* _What is being asked_
Pick out the lines below with "name" and list them.

* _Provided records_
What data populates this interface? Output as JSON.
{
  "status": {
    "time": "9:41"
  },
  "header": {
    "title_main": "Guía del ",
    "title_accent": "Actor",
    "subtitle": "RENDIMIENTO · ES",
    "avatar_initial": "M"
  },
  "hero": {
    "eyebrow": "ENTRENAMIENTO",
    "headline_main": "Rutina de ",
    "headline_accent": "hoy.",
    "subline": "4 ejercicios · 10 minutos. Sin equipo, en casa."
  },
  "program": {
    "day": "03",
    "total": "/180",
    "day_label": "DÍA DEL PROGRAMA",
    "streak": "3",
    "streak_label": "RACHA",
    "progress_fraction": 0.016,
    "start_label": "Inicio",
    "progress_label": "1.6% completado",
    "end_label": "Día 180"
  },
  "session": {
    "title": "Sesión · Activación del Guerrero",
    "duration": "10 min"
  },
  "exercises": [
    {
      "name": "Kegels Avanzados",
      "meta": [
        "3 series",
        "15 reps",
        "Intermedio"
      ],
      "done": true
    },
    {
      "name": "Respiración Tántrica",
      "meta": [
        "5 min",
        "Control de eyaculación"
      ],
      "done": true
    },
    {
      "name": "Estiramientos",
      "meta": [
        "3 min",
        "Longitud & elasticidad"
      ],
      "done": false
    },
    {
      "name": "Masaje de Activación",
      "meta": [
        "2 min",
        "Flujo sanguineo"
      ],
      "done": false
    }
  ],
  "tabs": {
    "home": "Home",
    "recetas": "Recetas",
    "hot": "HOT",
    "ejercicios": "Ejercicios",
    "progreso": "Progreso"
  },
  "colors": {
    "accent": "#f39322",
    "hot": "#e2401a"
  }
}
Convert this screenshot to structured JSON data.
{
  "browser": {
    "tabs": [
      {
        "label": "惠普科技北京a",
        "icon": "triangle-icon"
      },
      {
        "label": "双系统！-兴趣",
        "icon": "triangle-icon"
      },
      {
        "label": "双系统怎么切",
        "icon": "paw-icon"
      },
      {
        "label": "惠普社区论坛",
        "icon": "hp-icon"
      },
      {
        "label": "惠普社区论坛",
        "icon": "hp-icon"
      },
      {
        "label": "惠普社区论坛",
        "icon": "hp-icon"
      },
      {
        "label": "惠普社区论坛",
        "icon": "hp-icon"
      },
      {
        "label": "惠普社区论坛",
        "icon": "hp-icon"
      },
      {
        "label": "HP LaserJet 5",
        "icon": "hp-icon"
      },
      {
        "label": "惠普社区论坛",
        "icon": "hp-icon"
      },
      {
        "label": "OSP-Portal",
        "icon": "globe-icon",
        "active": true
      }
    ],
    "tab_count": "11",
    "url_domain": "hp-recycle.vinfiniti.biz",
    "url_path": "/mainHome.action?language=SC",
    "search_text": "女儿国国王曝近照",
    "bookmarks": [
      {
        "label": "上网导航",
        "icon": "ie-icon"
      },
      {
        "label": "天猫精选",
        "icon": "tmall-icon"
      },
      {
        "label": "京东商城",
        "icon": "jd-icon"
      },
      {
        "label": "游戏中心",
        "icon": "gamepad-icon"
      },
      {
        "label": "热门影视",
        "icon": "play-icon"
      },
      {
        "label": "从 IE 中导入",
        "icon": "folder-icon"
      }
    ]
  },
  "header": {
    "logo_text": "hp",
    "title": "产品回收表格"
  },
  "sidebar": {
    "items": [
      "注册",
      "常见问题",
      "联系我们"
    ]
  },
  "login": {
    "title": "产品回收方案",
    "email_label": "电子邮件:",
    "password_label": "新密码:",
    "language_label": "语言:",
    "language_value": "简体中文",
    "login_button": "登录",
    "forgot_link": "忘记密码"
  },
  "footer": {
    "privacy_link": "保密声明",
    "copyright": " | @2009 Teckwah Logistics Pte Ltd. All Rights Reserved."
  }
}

* _Answer to this task_
      "name": "Kegels Avanzados",
      "name": "Respiración Tántrica",
      "name": "Estiramientos",
      "name": "Masaje de Activación",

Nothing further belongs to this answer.